## EXERCISE AIM
Each line below is to be written out in full, exactly as shown.

## DATA FOR THE TASK
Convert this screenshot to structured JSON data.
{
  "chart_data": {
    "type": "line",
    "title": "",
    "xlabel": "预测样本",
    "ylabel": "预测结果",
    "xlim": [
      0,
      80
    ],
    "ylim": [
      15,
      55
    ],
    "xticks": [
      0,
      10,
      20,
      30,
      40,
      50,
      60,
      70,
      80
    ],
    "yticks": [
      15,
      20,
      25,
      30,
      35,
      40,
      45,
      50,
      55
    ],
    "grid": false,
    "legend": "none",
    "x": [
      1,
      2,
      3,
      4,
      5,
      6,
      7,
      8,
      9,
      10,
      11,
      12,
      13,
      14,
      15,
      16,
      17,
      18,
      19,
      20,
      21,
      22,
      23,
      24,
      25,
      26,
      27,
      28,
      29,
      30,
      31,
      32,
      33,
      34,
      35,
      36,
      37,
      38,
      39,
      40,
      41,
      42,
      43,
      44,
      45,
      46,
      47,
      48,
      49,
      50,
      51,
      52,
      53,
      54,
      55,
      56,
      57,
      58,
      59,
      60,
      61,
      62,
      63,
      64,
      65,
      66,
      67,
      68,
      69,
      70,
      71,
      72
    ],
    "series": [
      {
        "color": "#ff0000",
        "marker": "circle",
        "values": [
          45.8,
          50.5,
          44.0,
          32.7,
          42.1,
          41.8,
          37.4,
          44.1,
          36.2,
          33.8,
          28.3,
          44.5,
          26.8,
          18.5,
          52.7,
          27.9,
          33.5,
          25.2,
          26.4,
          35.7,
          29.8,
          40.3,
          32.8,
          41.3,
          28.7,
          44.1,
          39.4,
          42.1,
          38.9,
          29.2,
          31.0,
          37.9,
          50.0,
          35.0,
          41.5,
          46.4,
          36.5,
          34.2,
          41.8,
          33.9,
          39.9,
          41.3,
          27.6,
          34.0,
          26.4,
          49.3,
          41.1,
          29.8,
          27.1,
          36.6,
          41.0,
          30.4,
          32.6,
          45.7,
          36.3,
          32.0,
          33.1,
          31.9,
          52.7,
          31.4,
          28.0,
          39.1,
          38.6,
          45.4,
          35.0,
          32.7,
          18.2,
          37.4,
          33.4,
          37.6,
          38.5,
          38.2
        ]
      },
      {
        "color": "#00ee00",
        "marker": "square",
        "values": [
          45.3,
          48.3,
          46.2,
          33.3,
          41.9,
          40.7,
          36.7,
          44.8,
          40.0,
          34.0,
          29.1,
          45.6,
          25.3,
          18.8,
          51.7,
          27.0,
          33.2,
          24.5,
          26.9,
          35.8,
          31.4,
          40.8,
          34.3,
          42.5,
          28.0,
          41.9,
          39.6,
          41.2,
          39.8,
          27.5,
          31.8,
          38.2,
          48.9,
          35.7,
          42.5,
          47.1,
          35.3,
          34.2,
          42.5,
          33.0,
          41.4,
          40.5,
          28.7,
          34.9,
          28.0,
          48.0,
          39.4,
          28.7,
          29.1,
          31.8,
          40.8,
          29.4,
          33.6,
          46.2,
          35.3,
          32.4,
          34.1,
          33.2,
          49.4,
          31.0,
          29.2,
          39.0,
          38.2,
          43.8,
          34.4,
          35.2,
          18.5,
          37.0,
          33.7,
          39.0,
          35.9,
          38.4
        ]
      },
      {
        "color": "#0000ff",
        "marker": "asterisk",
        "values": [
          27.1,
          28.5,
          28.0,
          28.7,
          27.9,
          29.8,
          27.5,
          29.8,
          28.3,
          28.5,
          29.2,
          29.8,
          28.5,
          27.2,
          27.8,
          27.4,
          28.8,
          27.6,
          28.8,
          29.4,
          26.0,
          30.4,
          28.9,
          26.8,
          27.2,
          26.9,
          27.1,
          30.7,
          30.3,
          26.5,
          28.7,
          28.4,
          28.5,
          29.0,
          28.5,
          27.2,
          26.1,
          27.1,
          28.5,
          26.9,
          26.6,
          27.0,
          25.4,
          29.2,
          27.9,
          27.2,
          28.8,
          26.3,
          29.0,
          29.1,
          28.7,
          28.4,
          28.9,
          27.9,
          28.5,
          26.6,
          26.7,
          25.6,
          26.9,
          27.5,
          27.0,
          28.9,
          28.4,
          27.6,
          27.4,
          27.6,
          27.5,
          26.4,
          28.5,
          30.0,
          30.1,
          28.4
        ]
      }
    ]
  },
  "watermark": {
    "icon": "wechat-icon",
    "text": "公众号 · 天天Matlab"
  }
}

## OUTPUT FOR THIS TASK
Convert this screenshot to structured JSON data.
{
  "chart_data": {
    "type": "line",
    "title": "",
    "xlabel": "预测样本",
    "ylabel": "预测结果",
    "xlim": [
      0,
      80
    ],
    "ylim": [
      15,
      55
    ],
    "xticks": [
      0,
      10,
      20,
      30,
      40,
      50,
      60,
      70,
      80
    ],
    "yticks": [
      15,
      20,
      25,
      30,
      35,
      40,
      45,
      50,
      55
    ],
    "grid": false,
    "legend": "none",
    "x": [
      1,
      2,
      3,
      4,
      5,
      6,
      7,
      8,
      9,
      10,
      11,
      12,
      13,
      14,
      15,
      16,
      17,
      18,
      19,
      20,
      21,
      22,
      23,
      24,
      25,
      26,
      27,
      28,
      29,
      30,
      31,
      32,
      33,
      34,
      35,
      36,
      37,
      38,
      39,
      40,
      41,
      42,
      43,
      44,
      45,
      46,
      47,
      48,
      49,
      50,
      51,
      52,
      53,
      54,
      55,
      56,
      57,
      58,
      59,
      60,
      61,
      62,
      63,
      64,
      65,
      66,
      67,
      68,
      69,
      70,
      71,
      72
    ],
    "series": [
      {
        "color": "#ff0000",
        "marker": "circle",
        "values": [
          45.8,
          50.5,
          44.0,
          32.7,
          42.1,
          41.8,
          37.4,
          44.1,
          36.2,
          33.8,
          28.3,
          44.5,
          26.8,
          18.5,
          52.7,
          27.9,
          33.5,
          25.2,
          26.4,
          35.7,
          29.8,
          40.3,
          32.8,
          41.3,
          28.7,
          44.1,
          39.4,
          42.1,
          38.9,
          29.2,
          31.0,
          37.9,
          50.0,
          35.0,
          41.5,
          46.4,
          36.5,
          34.2,
          41.8,
          33.9,
          39.9,
          41.3,
          27.6,
          34.0,
          26.4,
          49.3,
          41.1,
          29.8,
          27.1,
          36.6,
          41.0,
          30.4,
          32.6,
          45.7,
          36.3,
          32.0,
          33.1,
          31.9,
          52.7,
          31.4,
          28.0,
          39.1,
          38.6,
          45.4,
          35.0,
          32.7,
          18.2,
          37.4,
          33.4,
          37.6,
          38.5,
          38.2
        ]
      },
      {
        "color": "#00ee00",
        "marker": "square",
        "values": [
          45.3,
          48.3,
          46.2,
          33.3,
          41.9,
          40.7,
          36.7,
          44.8,
          40.0,
          34.0,
          29.1,
          45.6,
          25.3,
          18.8,
          51.7,
          27.0,
          33.2,
          24.5,
          26.9,
          35.8,
          31.4,
          40.8,
          34.3,
          42.5,
          28.0,
          41.9,
          39.6,
          41.2,
          39.8,
          27.5,
          31.8,
          38.2,
          48.9,
          35.7,
          42.5,
          47.1,
          35.3,
          34.2,
          42.5,
          33.0,
          41.4,
          40.5,
          28.7,
          34.9,
          28.0,
          48.0,
          39.4,
          28.7,
          29.1,
          31.8,
          40.8,
          29.4,
          33.6,
          46.2,
          35.3,
          32.4,
          34.1,
          33.2,
          49.4,
          31.0,
          29.2,
          39.0,
          38.2,
          43.8,
          34.4,
          35.2,
          18.5,
          37.0,
          33.7,
          39.0,
          35.9,
          38.4
        ]
      },
      {
        "color": "#0000ff",
        "marker": "asterisk",
        "values": [
          27.1,
          28.5,
          28.0,
          28.7,
          27.9,
          29.8,
          27.5,
          29.8,
          28.3,
          28.5,
          29.2,
          29.8,
          28.5,
          27.2,
          27.8,
          27.4,
          28.8,
          27.6,
          28.8,
          29.4,
          26.0,
          30.4,
          28.9,
          26.8,
          27.2,
          26.9,
          27.1,
          30.7,
          30.3,
          26.5,
          28.7,
          28.4,
          28.5,
          29.0,
          28.5,
          27.2,
          26.1,
          27.1,
          28.5,
          26.9,
          26.6,
          27.0,
          25.4,
          29.2,
          27.9,
          27.2,
          28.8,
          26.3,
          29.0,
          29.1,
          28.7,
          28.4,
          28.9,
          27.9,
          28.5,
          26.6,
          26.7,
          25.6,
          26.9,
          27.5,
          27.0,
          28.9,
          28.4,
          27.6,
          27.4,
          27.6,
          27.5,
          26.4,
          28.5,
          30.0,
          30.1,
          28.4
        ]
      }
    ]
  },
  "watermark": {
    "icon": "wechat-icon",
    "text": "公众号 · 天天Matlab"
  }
}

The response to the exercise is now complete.